WORK TO DO - Draw out every line with the word "Ribociclib" from the listing below.

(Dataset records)
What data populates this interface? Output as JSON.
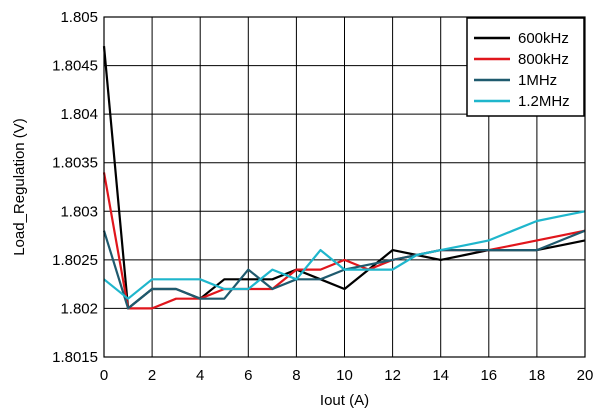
{
  "chart_data": {
    "type": "line",
    "xlabel": "Iout (A)",
    "ylabel": "Load_Regulation (V)",
    "xlim": [
      0,
      20
    ],
    "ylim": [
      1.8015,
      1.805
    ],
    "x_ticks": [
      0,
      2,
      4,
      6,
      8,
      10,
      12,
      14,
      16,
      18,
      20
    ],
    "y_ticks": [
      1.8015,
      1.802,
      1.8025,
      1.803,
      1.8035,
      1.804,
      1.8045,
      1.805
    ],
    "y_tick_labels": [
      "1.8015",
      "1.802",
      "1.8025",
      "1.803",
      "1.8035",
      "1.804",
      "1.8045",
      "1.805"
    ],
    "x_tick_labels": [
      "0",
      "2",
      "4",
      "6",
      "8",
      "10",
      "12",
      "14",
      "16",
      "18",
      "20"
    ],
    "grid": true,
    "legend_position": "top-right",
    "series": [
      {
        "name": "600kHz",
        "color": "#000000",
        "x": [
          0,
          1,
          2,
          3,
          4,
          5,
          6,
          7,
          8,
          9,
          10,
          11,
          12,
          13,
          14,
          15,
          16,
          17,
          18,
          19,
          20
        ],
        "y": [
          1.8047,
          1.802,
          1.8022,
          1.8022,
          1.8021,
          1.8023,
          1.8023,
          1.8023,
          1.8024,
          1.8023,
          1.8022,
          1.8024,
          1.8026,
          1.80255,
          1.8025,
          1.80255,
          1.8026,
          1.8026,
          1.8026,
          1.80265,
          1.8027
        ]
      },
      {
        "name": "800kHz",
        "color": "#e0161c",
        "x": [
          0,
          1,
          2,
          3,
          4,
          5,
          6,
          7,
          8,
          9,
          10,
          11,
          12,
          13,
          14,
          15,
          16,
          17,
          18,
          19,
          20
        ],
        "y": [
          1.8034,
          1.802,
          1.802,
          1.8021,
          1.8021,
          1.8022,
          1.8022,
          1.8022,
          1.8024,
          1.8024,
          1.8025,
          1.8024,
          1.8025,
          1.80255,
          1.8026,
          1.8026,
          1.8026,
          1.80265,
          1.8027,
          1.80275,
          1.8028
        ]
      },
      {
        "name": "1MHz",
        "color": "#1f5a6e",
        "x": [
          0,
          1,
          2,
          3,
          4,
          5,
          6,
          7,
          8,
          9,
          10,
          11,
          12,
          13,
          14,
          15,
          16,
          17,
          18,
          19,
          20
        ],
        "y": [
          1.8028,
          1.802,
          1.8022,
          1.8022,
          1.8021,
          1.8021,
          1.8024,
          1.8022,
          1.8023,
          1.8023,
          1.8024,
          1.80245,
          1.8025,
          1.80255,
          1.8026,
          1.8026,
          1.8026,
          1.8026,
          1.8026,
          1.8027,
          1.8028
        ]
      },
      {
        "name": "1.2MHz",
        "color": "#1fb6cc",
        "x": [
          0,
          1,
          2,
          3,
          4,
          5,
          6,
          7,
          8,
          9,
          10,
          11,
          12,
          13,
          14,
          15,
          16,
          17,
          18,
          19,
          20
        ],
        "y": [
          1.8023,
          1.8021,
          1.8023,
          1.8023,
          1.8023,
          1.8022,
          1.8022,
          1.8024,
          1.8023,
          1.8026,
          1.8024,
          1.8024,
          1.8024,
          1.80255,
          1.8026,
          1.80265,
          1.8027,
          1.8028,
          1.8029,
          1.80295,
          1.803
        ]
      }
    ]
  }
}
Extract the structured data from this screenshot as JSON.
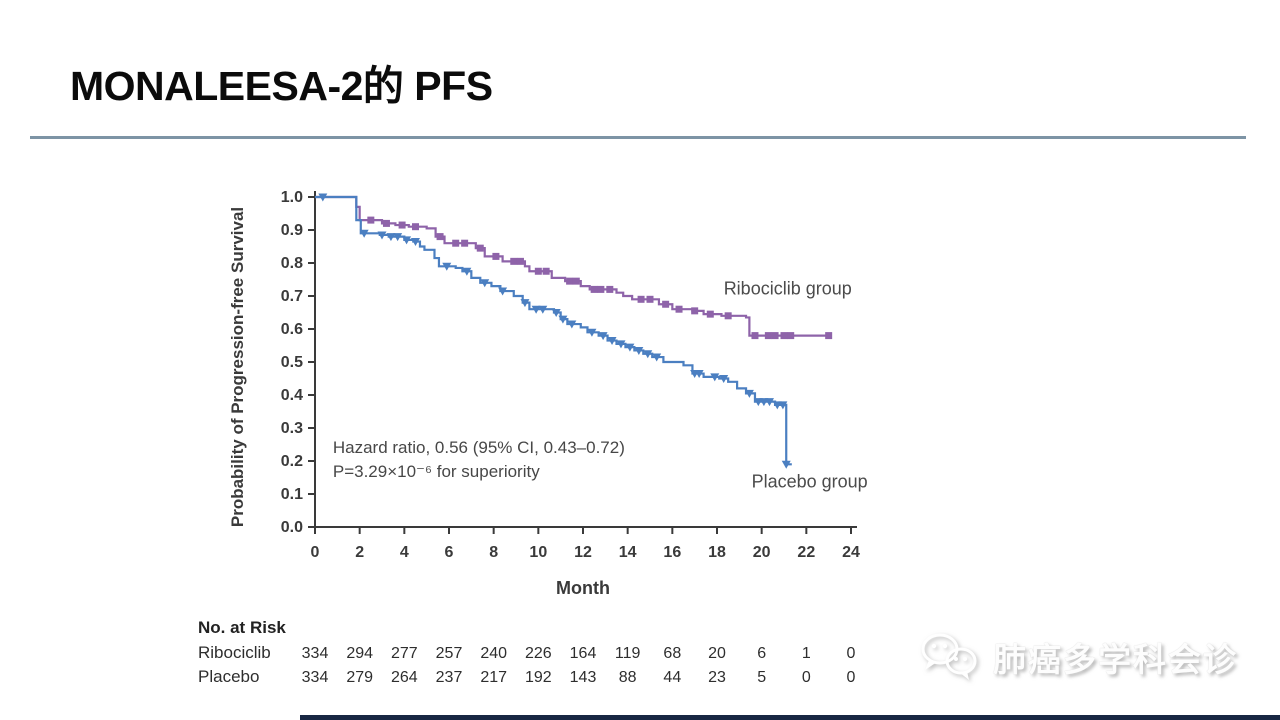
{
  "slide": {
    "title": "MONALEESA-2的 PFS"
  },
  "watermark": {
    "text": "肺癌多学科会诊",
    "icon": "speech-bubbles-icon"
  },
  "accent_colors": {
    "divider": "#7d94a5",
    "bottom_bar": "#182743"
  },
  "chart_data": {
    "type": "line",
    "subtype": "kaplan-meier-step",
    "xlabel": "Month",
    "ylabel": "Probability of Progression-free Survival",
    "xlim": [
      0,
      24
    ],
    "ylim": [
      0.0,
      1.0
    ],
    "grid": false,
    "xtick_labels": [
      "0",
      "2",
      "4",
      "6",
      "8",
      "10",
      "12",
      "14",
      "16",
      "18",
      "20",
      "22",
      "24"
    ],
    "ytick_labels": [
      "0.0",
      "0.1",
      "0.2",
      "0.3",
      "0.4",
      "0.5",
      "0.6",
      "0.7",
      "0.8",
      "0.9",
      "1.0"
    ],
    "annotation": {
      "line1": "Hazard ratio, 0.56 (95% CI, 0.43–0.72)",
      "line2": "P=3.29×10⁻⁶ for superiority",
      "color": "#474747"
    },
    "series": [
      {
        "name": "Ribociclib group",
        "color": "#8e63a9",
        "marker": "square",
        "label_pos": [
          18.3,
          0.705
        ],
        "steps": [
          [
            0,
            1.0
          ],
          [
            1.7,
            1.0
          ],
          [
            1.85,
            0.97
          ],
          [
            2,
            0.93
          ],
          [
            3,
            0.92
          ],
          [
            3.6,
            0.915
          ],
          [
            4.2,
            0.91
          ],
          [
            5,
            0.905
          ],
          [
            5.4,
            0.88
          ],
          [
            5.8,
            0.86
          ],
          [
            7.2,
            0.845
          ],
          [
            7.6,
            0.82
          ],
          [
            8.4,
            0.805
          ],
          [
            9.4,
            0.79
          ],
          [
            9.6,
            0.775
          ],
          [
            10.6,
            0.755
          ],
          [
            11.2,
            0.745
          ],
          [
            11.9,
            0.73
          ],
          [
            12.3,
            0.72
          ],
          [
            13.5,
            0.71
          ],
          [
            13.8,
            0.7
          ],
          [
            14.2,
            0.69
          ],
          [
            15.4,
            0.675
          ],
          [
            16,
            0.66
          ],
          [
            16.9,
            0.655
          ],
          [
            17.4,
            0.645
          ],
          [
            18.2,
            0.64
          ],
          [
            19.3,
            0.635
          ],
          [
            19.45,
            0.58
          ],
          [
            23,
            0.58
          ]
        ],
        "censors": [
          [
            2.5,
            0.93
          ],
          [
            3.2,
            0.92
          ],
          [
            3.9,
            0.915
          ],
          [
            4.5,
            0.91
          ],
          [
            5.6,
            0.88
          ],
          [
            6.3,
            0.86
          ],
          [
            6.7,
            0.86
          ],
          [
            7.4,
            0.845
          ],
          [
            8.1,
            0.82
          ],
          [
            8.9,
            0.805
          ],
          [
            9.2,
            0.805
          ],
          [
            10,
            0.775
          ],
          [
            10.35,
            0.775
          ],
          [
            11.4,
            0.745
          ],
          [
            11.7,
            0.745
          ],
          [
            12.5,
            0.72
          ],
          [
            12.8,
            0.72
          ],
          [
            13.2,
            0.72
          ],
          [
            14.6,
            0.69
          ],
          [
            15,
            0.69
          ],
          [
            15.7,
            0.675
          ],
          [
            16.3,
            0.66
          ],
          [
            17,
            0.655
          ],
          [
            17.7,
            0.645
          ],
          [
            18.5,
            0.64
          ],
          [
            19.7,
            0.58
          ],
          [
            20.3,
            0.58
          ],
          [
            20.6,
            0.58
          ],
          [
            21,
            0.58
          ],
          [
            21.3,
            0.58
          ],
          [
            23,
            0.58
          ]
        ]
      },
      {
        "name": "Placebo group",
        "color": "#4b7fc1",
        "marker": "triangle-down",
        "label_pos": [
          19.55,
          0.12
        ],
        "steps": [
          [
            0,
            1.0
          ],
          [
            1.7,
            1.0
          ],
          [
            1.85,
            0.93
          ],
          [
            2.05,
            0.89
          ],
          [
            2.9,
            0.885
          ],
          [
            3.3,
            0.88
          ],
          [
            4,
            0.87
          ],
          [
            4.4,
            0.865
          ],
          [
            4.7,
            0.85
          ],
          [
            4.9,
            0.84
          ],
          [
            5.35,
            0.815
          ],
          [
            5.55,
            0.79
          ],
          [
            6.3,
            0.785
          ],
          [
            6.6,
            0.775
          ],
          [
            7,
            0.755
          ],
          [
            7.4,
            0.74
          ],
          [
            7.9,
            0.73
          ],
          [
            8.3,
            0.715
          ],
          [
            8.9,
            0.7
          ],
          [
            9.3,
            0.68
          ],
          [
            9.6,
            0.66
          ],
          [
            10.7,
            0.65
          ],
          [
            11,
            0.63
          ],
          [
            11.3,
            0.615
          ],
          [
            11.9,
            0.605
          ],
          [
            12.2,
            0.59
          ],
          [
            12.7,
            0.58
          ],
          [
            13.1,
            0.565
          ],
          [
            13.5,
            0.555
          ],
          [
            13.9,
            0.545
          ],
          [
            14.3,
            0.535
          ],
          [
            14.7,
            0.525
          ],
          [
            15.1,
            0.515
          ],
          [
            15.6,
            0.5
          ],
          [
            16.5,
            0.49
          ],
          [
            16.9,
            0.465
          ],
          [
            17.4,
            0.455
          ],
          [
            18.1,
            0.45
          ],
          [
            18.5,
            0.44
          ],
          [
            18.9,
            0.42
          ],
          [
            19.3,
            0.405
          ],
          [
            19.7,
            0.38
          ],
          [
            20.6,
            0.37
          ],
          [
            21.1,
            0.19
          ],
          [
            21.35,
            0.19
          ]
        ],
        "censors": [
          [
            0.35,
            1.0
          ],
          [
            2.2,
            0.89
          ],
          [
            3.0,
            0.885
          ],
          [
            3.4,
            0.88
          ],
          [
            3.7,
            0.88
          ],
          [
            4.1,
            0.87
          ],
          [
            4.5,
            0.865
          ],
          [
            5.9,
            0.79
          ],
          [
            6.8,
            0.775
          ],
          [
            7.6,
            0.74
          ],
          [
            8.4,
            0.715
          ],
          [
            9.4,
            0.68
          ],
          [
            9.9,
            0.66
          ],
          [
            10.2,
            0.66
          ],
          [
            10.8,
            0.65
          ],
          [
            11.1,
            0.63
          ],
          [
            11.5,
            0.615
          ],
          [
            12.4,
            0.59
          ],
          [
            12.9,
            0.58
          ],
          [
            13.3,
            0.565
          ],
          [
            13.7,
            0.555
          ],
          [
            14.1,
            0.545
          ],
          [
            14.5,
            0.535
          ],
          [
            14.9,
            0.525
          ],
          [
            15.3,
            0.515
          ],
          [
            17.0,
            0.465
          ],
          [
            17.2,
            0.465
          ],
          [
            17.9,
            0.455
          ],
          [
            18.3,
            0.45
          ],
          [
            19.45,
            0.405
          ],
          [
            19.85,
            0.38
          ],
          [
            20.1,
            0.38
          ],
          [
            20.35,
            0.38
          ],
          [
            20.7,
            0.37
          ],
          [
            20.95,
            0.37
          ],
          [
            21.1,
            0.19
          ]
        ]
      }
    ],
    "risk_table": {
      "title": "No. at Risk",
      "rows": [
        {
          "label": "Ribociclib",
          "values": [
            334,
            294,
            277,
            257,
            240,
            226,
            164,
            119,
            68,
            20,
            6,
            1,
            0
          ]
        },
        {
          "label": "Placebo",
          "values": [
            334,
            279,
            264,
            237,
            217,
            192,
            143,
            88,
            44,
            23,
            5,
            0,
            0
          ]
        }
      ]
    }
  }
}
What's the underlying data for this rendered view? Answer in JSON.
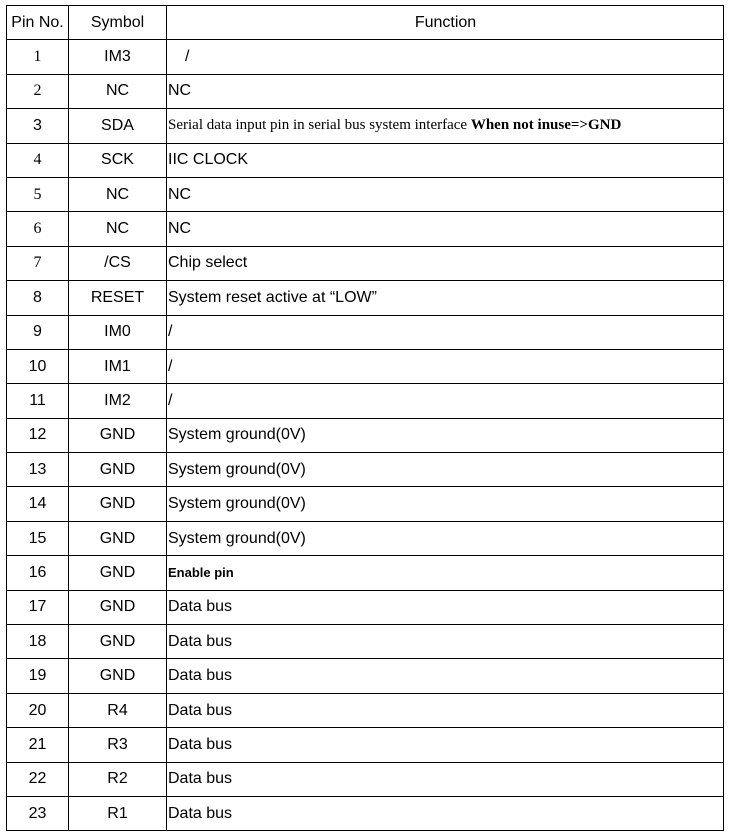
{
  "header": {
    "pin": "Pin No.",
    "symbol": "Symbol",
    "function": "Function"
  },
  "rows": [
    {
      "pin": "1",
      "symbol": "IM3",
      "function": "/",
      "pin_serif": true,
      "indent": true
    },
    {
      "pin": "2",
      "symbol": "NC",
      "function": "NC",
      "pin_serif": true
    },
    {
      "pin": "3",
      "symbol": "SDA",
      "function": "Serial data input pin in serial bus system interface ",
      "function_bold": "When not inuse=>GND",
      "function_serif": true
    },
    {
      "pin": "4",
      "symbol": "SCK",
      "function": "IIC CLOCK",
      "pin_serif": true
    },
    {
      "pin": "5",
      "symbol": "NC",
      "function": "NC",
      "pin_serif": true
    },
    {
      "pin": "6",
      "symbol": "NC",
      "function": "NC",
      "pin_serif": true
    },
    {
      "pin": "7",
      "symbol": "/CS",
      "function": "Chip select",
      "pin_serif": true
    },
    {
      "pin": "8",
      "symbol": "RESET",
      "function": "System reset active at “LOW”"
    },
    {
      "pin": "9",
      "symbol": "IM0",
      "function": "/"
    },
    {
      "pin": "10",
      "symbol": "IM1",
      "function": "/"
    },
    {
      "pin": "11",
      "symbol": "IM2",
      "function": "/"
    },
    {
      "pin": "12",
      "symbol": "GND",
      "function": "System ground(0V)"
    },
    {
      "pin": "13",
      "symbol": "GND",
      "function": "System ground(0V)"
    },
    {
      "pin": "14",
      "symbol": "GND",
      "function": "System ground(0V)"
    },
    {
      "pin": "15",
      "symbol": "GND",
      "function": "System ground(0V)"
    },
    {
      "pin": "16",
      "symbol": "GND",
      "function": "Enable pin",
      "function_small_bold": true
    },
    {
      "pin": "17",
      "symbol": "GND",
      "function": "Data bus"
    },
    {
      "pin": "18",
      "symbol": "GND",
      "function": "Data bus"
    },
    {
      "pin": "19",
      "symbol": "GND",
      "function": "Data bus"
    },
    {
      "pin": "20",
      "symbol": "R4",
      "function": "Data bus"
    },
    {
      "pin": "21",
      "symbol": "R3",
      "function": "Data bus"
    },
    {
      "pin": "22",
      "symbol": "R2",
      "function": "Data bus"
    },
    {
      "pin": "23",
      "symbol": "R1",
      "function": "Data bus"
    }
  ]
}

EXPECTED ANSWER -
        "name": "Ribociclib group",
          "label": "Ribociclib",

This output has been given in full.